*** Document section ***

Standardization with mean=x and sd=y
The content of a specified column is used to create a new column of grades which have been standardized to a mean of x (default 65) and a standard deviation of y (default 10). The new grade column is calculated by using the individual Z scores from the original column and transposing those onto the new mean and standard deviation.
New score = sd * Zi + mean
Zi is the Z value for a student calculated from the original column mean and standard deviation
sd is the selected standard deviation
mean is the selected mean
Normalize with mean=x and sd=y
The content of a specified column is used to create a new column of grades which have been normalized onto a mean x (default 65) and standard deviation y (default 10). The new grade column is calculated by creating percentile ranks from the input column and mapping those percentiles to the normal distribution to obtain Z values. These Z values are then used to create the new scores based upon the specified mean and standard deviation.
Pearson’s Correlation Coefficient (r)
The Pearson’s Correlation Coefficient or product moment correlation is independent of the measurement scales of the two columns being examined. In other words, one column of grades may be test scores marked out of 100 while the other grade column is an assignment marked out of 15. Pearson’s r provides a measure of the strength and direction of a linear relationship between two sets of scores. Pearson’s r coefficient ranges from –1.0 to + 1.0. Pearson’s r helps to answer the question “do students who do well on one column of grades typically do well on another column of grades?”. If the Pearson’s r is positive and relatively large (greater than 0.5), then this suggests that a positive linear relationship exists such that high scores on one test are good indicators for large scores on the other test. If the r produced is negative and relatively large (less than –0.5), then this suggests that a negative linear relationship exists such that high scores on one test are good indicators for low scores on the other test. It is unlikely that a negative Pearson’s r should be observed in a normal teaching and testing situation.
t-Test for Correlated Means
The t-Test is usually applied to random samples from independent groups. However, in the case of marks management we are interested in testing the difference between means obtained from matched pairs of the same individuals. In these circumstances we are not likely to see very large differences because the means of the two groups are inherently correlated. The correlated t-Test provides a basis for testing correlated groups because it has a factor in its formula that corrects for the built-in correlation.

*** End of Document section ***
*** Entries supplied ***

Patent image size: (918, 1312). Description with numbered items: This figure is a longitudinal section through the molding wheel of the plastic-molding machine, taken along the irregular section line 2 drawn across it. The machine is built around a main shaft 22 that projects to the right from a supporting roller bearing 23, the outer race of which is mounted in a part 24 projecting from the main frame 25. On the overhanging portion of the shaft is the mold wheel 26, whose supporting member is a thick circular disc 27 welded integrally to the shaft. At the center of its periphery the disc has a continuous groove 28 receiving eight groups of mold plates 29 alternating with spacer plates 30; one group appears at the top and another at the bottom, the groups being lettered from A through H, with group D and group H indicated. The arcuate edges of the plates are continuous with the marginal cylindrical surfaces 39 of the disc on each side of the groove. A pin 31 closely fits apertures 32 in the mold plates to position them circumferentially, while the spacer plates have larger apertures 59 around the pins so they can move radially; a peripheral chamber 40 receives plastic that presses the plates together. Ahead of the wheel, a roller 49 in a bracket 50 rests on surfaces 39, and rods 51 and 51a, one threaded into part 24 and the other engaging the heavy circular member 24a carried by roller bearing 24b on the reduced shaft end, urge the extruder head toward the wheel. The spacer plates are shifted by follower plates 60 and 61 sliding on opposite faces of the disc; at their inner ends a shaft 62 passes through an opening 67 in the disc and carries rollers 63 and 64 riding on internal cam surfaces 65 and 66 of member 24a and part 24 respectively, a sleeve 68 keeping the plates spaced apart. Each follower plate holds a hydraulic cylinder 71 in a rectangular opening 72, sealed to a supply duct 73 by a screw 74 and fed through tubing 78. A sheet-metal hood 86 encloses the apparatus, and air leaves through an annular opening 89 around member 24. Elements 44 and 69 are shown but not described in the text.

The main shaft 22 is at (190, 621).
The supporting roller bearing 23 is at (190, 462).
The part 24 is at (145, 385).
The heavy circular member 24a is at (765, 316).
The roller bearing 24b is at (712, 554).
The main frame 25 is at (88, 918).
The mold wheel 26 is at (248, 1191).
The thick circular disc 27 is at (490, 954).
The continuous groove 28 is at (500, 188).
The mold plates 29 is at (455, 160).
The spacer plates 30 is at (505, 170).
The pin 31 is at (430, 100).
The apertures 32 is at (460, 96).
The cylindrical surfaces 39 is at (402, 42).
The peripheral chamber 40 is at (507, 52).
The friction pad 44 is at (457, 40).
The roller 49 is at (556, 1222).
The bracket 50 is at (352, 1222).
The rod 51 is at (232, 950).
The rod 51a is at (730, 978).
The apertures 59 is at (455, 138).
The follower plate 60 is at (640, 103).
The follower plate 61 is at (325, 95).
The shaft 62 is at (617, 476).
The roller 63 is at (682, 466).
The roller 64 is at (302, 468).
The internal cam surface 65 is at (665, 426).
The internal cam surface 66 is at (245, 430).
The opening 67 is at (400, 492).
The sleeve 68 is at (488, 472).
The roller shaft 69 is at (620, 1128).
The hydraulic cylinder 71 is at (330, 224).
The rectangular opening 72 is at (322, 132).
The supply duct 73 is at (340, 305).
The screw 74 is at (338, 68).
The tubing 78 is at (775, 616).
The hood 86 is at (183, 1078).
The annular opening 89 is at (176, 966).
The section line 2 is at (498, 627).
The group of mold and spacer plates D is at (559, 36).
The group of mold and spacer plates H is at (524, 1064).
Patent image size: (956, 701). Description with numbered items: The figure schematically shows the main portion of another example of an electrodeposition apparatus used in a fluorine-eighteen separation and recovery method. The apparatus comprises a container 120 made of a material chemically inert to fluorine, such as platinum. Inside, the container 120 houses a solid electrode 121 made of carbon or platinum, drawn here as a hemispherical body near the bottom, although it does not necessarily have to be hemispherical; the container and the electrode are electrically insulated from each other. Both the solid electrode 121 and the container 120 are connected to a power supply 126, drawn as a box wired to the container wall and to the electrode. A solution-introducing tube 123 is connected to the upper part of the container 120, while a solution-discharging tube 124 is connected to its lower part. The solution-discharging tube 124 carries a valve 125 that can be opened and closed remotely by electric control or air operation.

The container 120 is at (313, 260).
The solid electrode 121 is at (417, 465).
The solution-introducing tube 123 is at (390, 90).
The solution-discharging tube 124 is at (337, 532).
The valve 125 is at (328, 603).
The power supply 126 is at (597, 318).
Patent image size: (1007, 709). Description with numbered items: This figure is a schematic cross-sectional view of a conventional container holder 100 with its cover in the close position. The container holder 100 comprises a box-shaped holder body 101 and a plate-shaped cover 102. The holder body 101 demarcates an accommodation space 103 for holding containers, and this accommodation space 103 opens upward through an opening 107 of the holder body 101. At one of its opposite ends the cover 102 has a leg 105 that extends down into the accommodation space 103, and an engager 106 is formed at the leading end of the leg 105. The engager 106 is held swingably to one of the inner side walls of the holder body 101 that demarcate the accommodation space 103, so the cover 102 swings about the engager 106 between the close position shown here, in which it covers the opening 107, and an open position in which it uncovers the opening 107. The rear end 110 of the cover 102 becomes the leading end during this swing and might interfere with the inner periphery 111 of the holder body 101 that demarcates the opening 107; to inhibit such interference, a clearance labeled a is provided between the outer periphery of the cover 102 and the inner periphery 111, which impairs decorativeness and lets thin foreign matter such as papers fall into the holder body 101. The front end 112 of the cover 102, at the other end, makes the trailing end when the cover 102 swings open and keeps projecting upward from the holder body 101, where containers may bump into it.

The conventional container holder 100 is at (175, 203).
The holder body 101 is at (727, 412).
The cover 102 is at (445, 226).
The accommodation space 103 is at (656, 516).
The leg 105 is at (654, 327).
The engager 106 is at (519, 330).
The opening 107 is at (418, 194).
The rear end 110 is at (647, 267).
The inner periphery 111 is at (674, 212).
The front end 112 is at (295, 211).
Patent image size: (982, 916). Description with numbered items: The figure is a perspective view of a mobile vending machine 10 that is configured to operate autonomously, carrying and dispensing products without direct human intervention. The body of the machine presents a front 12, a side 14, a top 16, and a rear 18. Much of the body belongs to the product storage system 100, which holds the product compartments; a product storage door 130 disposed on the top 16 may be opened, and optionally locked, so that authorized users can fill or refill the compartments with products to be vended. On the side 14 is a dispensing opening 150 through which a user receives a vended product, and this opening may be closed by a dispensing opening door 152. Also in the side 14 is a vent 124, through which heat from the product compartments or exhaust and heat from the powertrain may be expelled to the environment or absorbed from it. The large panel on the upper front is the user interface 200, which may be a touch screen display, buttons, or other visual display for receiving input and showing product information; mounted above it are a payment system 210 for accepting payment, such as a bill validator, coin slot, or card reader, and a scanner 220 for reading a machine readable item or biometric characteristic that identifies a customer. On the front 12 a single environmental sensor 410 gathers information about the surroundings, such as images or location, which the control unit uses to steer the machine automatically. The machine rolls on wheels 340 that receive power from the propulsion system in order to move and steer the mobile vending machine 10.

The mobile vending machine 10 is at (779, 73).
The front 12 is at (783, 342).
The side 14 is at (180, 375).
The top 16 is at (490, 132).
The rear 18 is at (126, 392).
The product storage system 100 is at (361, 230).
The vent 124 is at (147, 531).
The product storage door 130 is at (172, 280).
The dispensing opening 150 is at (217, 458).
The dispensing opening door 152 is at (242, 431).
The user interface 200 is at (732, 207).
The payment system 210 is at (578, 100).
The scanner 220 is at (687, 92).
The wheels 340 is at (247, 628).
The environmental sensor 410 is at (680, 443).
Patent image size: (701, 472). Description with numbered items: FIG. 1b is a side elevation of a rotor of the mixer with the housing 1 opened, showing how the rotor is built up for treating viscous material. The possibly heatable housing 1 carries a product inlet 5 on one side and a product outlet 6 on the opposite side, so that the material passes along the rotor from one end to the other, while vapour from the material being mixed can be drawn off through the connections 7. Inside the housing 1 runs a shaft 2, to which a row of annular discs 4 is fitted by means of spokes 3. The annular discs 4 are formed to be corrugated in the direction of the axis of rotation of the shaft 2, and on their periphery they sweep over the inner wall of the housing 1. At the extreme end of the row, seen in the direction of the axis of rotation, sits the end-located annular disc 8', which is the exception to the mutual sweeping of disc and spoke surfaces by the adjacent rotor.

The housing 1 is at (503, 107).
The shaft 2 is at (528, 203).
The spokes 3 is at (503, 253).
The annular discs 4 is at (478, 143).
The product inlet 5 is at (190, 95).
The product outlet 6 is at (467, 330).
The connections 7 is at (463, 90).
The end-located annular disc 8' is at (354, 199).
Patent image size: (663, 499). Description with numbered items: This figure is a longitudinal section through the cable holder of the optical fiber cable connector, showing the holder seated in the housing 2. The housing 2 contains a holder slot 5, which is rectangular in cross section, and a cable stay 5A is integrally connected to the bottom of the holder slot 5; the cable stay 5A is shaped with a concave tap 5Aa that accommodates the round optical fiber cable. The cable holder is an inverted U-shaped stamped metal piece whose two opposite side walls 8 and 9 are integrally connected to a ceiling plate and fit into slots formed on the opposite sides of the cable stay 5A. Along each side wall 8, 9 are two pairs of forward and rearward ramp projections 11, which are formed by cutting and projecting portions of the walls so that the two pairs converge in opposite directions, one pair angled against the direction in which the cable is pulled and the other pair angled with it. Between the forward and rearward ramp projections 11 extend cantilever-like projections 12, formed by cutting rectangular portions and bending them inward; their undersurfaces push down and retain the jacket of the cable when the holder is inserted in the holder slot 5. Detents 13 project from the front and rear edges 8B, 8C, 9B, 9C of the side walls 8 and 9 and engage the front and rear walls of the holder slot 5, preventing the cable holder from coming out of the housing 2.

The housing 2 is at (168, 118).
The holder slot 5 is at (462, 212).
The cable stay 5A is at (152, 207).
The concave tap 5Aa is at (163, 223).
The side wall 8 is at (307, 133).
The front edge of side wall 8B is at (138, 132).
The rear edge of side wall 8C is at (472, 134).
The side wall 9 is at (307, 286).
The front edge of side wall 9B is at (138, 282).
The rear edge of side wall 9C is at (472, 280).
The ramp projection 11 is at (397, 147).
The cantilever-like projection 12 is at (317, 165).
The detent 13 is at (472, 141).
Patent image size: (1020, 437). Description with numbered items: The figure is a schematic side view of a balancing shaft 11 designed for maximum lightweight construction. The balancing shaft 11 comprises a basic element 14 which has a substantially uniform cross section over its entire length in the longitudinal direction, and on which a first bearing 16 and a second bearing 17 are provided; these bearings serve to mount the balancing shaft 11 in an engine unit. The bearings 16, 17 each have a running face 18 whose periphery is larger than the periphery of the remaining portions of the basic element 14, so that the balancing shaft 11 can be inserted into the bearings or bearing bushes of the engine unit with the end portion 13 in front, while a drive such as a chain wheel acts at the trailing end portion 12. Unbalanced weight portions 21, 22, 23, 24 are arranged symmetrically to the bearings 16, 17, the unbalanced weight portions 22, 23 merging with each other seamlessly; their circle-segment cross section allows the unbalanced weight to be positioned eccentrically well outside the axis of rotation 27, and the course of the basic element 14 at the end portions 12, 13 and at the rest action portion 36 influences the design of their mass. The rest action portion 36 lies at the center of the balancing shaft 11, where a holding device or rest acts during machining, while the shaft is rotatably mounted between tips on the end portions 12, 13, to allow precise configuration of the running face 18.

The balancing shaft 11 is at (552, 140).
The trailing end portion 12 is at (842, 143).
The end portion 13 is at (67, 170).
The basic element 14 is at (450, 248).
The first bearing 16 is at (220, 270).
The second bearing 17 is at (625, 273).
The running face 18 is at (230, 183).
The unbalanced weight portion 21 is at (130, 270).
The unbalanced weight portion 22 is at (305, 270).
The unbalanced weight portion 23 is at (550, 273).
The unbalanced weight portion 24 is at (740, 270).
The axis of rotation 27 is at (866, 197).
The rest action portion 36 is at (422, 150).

*** End of Entries supplied ***

■ **Parts of the exercise**:
1. In the text on grade statistics, why does the correlated t-Test suit comparing two columns of marks from the same students? Answer in one to three sentences.
2. From the text on grade statistics, copy the passage from "New score = sd" to "Correlation Coefficient (r)" word for word.
3. Write what comes next in the text on grade statistics, picking up after its last sentence.

■ **Answers by item number**:
1. The marks come from matched pairs of the same students, so the means of the two columns are correlated, and large differences between them are unlikely. The correlated t-Test has a factor in its formula that corrects for this built-in correlation.

2.
New score = sd * Zi + mean
Zi is the Z value for a student calculated from the original column mean and standard deviation
sd is the selected standard deviation
mean is the selected mean
Normalize with mean=x and sd=y
The content of a specified column is used to create a new column of grades which have been normalized onto a mean x (default 65) and standard deviation y (default 10). The new grade column is calculated by creating percentile ranks from the input column and mapping those percentiles to the normal distribution to obtain Z values. These Z values are then used to create the new scores based upon the specified mean and standard deviation.
Pearson’s Correlation Coefficient (r)

3.
t = Sum(D)/SQRT((N*Sum(D^2)-Sum(D)^2) / (N-1))
D is the column of grade differences, e.g. column B – column A
N is the number of non-missing paired grades from column B and A
The t-Test procedure will calculate and display a t value and its associated degrees of freedom which must then be used to compare to a table of t values in order to determine, at your desired level of significance, whether or not the null hypothesis may be rejected. The null hypothesis is usually stated as Ho: There is no difference in the means from the two columns examined. If the calculated t value exceeds the published table value then the null hypothesis may be rejected which in turn suggests that a significant difference exists between the two grade columns under examination. Whether that difference is an improvement or a decline depends on the sign of the t value. It is important to understand that the sign is determined by the difference calculation, e.g. column B – column A which is always fixed in its ordering such that the lower lettered column is always subtracted from the higher lettered column.
Warning: The t-Test requires that the scale of measurement be the same. In other words, the scores appearing in the two columns being subjected to a t-Test must have the same perfect score, e.g., a t-Test between an assigment maked out of 15 with an exam marked out of 100 will yield a nonsense value.